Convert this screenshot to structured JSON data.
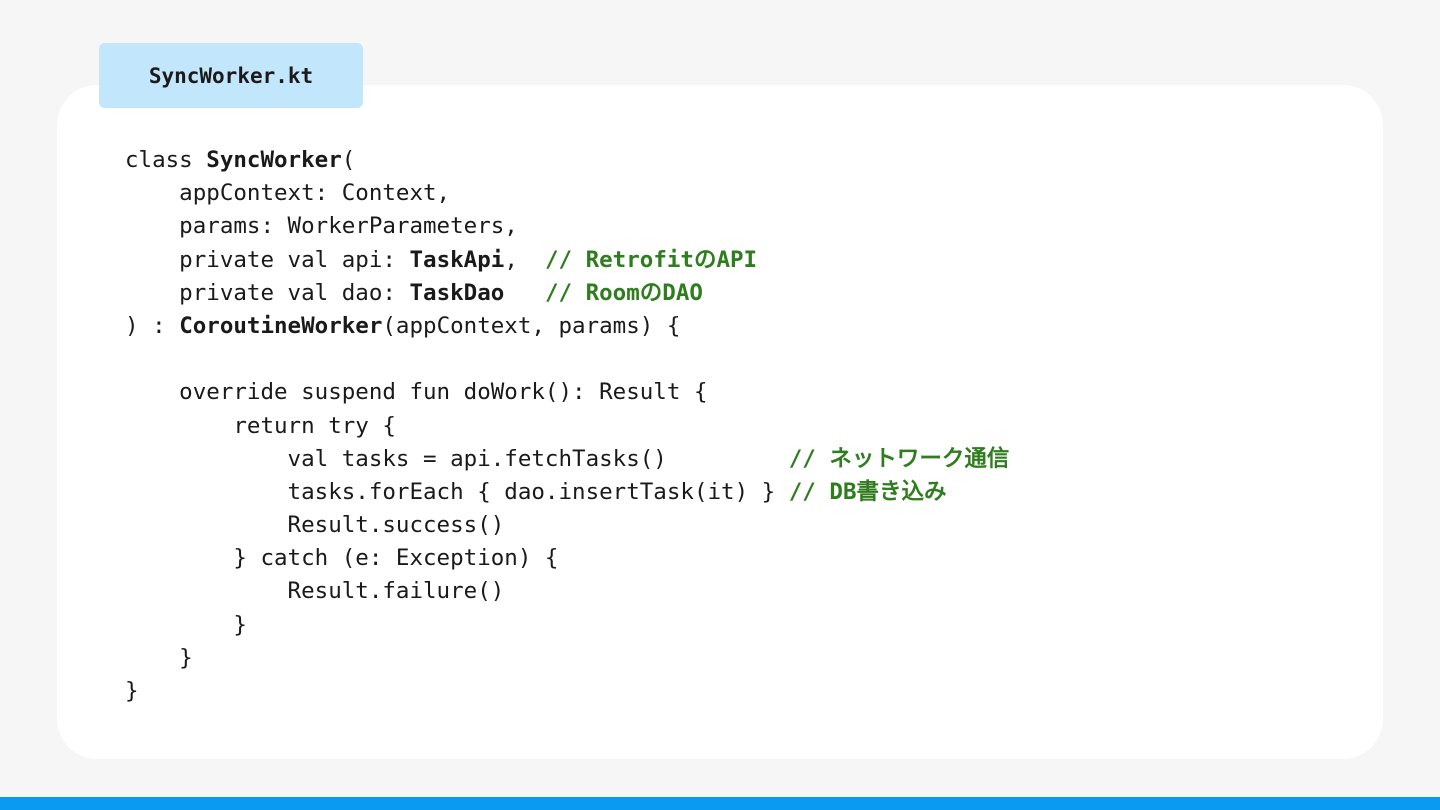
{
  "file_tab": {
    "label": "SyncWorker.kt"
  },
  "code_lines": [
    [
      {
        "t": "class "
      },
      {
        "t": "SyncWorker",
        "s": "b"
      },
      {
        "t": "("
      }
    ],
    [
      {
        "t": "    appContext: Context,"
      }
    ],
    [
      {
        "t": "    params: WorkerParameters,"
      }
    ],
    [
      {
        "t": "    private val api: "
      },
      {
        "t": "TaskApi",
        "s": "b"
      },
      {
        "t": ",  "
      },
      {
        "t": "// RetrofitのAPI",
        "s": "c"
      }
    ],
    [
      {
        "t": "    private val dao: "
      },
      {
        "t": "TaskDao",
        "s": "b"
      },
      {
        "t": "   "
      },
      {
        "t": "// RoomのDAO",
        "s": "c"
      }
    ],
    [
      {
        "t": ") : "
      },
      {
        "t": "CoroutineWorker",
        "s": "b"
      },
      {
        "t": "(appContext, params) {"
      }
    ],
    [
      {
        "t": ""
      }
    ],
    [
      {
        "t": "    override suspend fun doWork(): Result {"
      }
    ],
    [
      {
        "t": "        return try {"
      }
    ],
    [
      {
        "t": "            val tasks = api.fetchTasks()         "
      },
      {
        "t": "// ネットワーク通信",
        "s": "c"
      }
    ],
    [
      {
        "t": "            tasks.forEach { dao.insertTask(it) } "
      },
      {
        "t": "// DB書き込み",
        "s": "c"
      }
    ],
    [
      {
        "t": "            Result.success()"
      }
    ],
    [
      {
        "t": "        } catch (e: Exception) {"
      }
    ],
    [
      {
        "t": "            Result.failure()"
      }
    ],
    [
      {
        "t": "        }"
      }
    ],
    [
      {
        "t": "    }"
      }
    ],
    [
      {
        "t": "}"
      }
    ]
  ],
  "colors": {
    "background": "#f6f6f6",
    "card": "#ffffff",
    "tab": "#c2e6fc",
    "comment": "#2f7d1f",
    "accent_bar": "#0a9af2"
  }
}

* * * * * * *

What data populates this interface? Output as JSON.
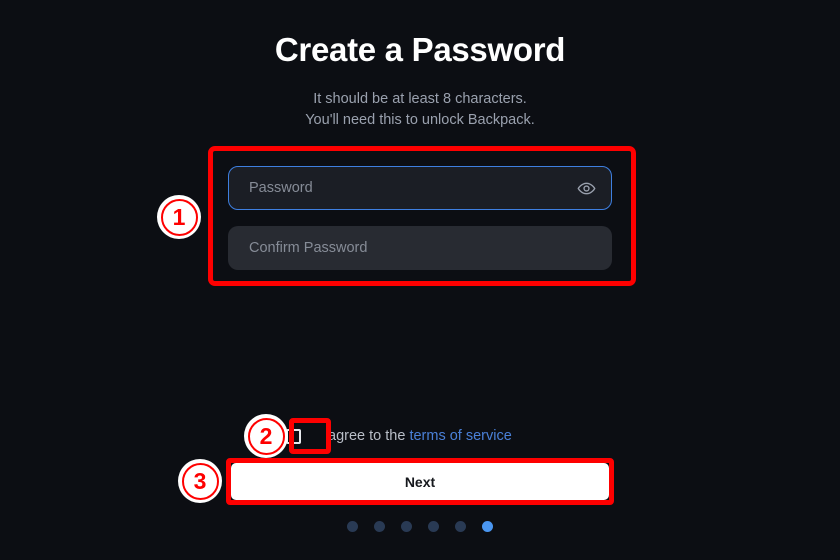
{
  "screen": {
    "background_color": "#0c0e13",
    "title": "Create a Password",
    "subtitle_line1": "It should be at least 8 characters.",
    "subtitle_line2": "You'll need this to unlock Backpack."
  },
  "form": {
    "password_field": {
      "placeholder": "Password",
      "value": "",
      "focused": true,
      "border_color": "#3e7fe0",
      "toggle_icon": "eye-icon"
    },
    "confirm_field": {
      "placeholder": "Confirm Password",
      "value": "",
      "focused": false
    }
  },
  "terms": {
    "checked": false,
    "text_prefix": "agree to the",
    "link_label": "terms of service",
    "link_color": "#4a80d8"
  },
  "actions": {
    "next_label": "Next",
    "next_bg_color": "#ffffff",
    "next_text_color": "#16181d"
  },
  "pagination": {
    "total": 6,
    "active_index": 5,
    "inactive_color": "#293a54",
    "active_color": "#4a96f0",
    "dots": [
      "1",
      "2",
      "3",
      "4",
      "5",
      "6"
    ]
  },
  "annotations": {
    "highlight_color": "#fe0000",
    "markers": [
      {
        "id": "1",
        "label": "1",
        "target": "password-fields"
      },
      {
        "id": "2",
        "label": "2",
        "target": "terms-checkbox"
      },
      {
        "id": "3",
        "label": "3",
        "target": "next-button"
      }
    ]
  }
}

* * * * * * *

### What to do
Write out every line of the entries that holds the word "Result".

### Written response
        "t": "    override suspend fun doWork(): Result {"
        "t": "            Result.success()"
        "t": "            Result.failure()"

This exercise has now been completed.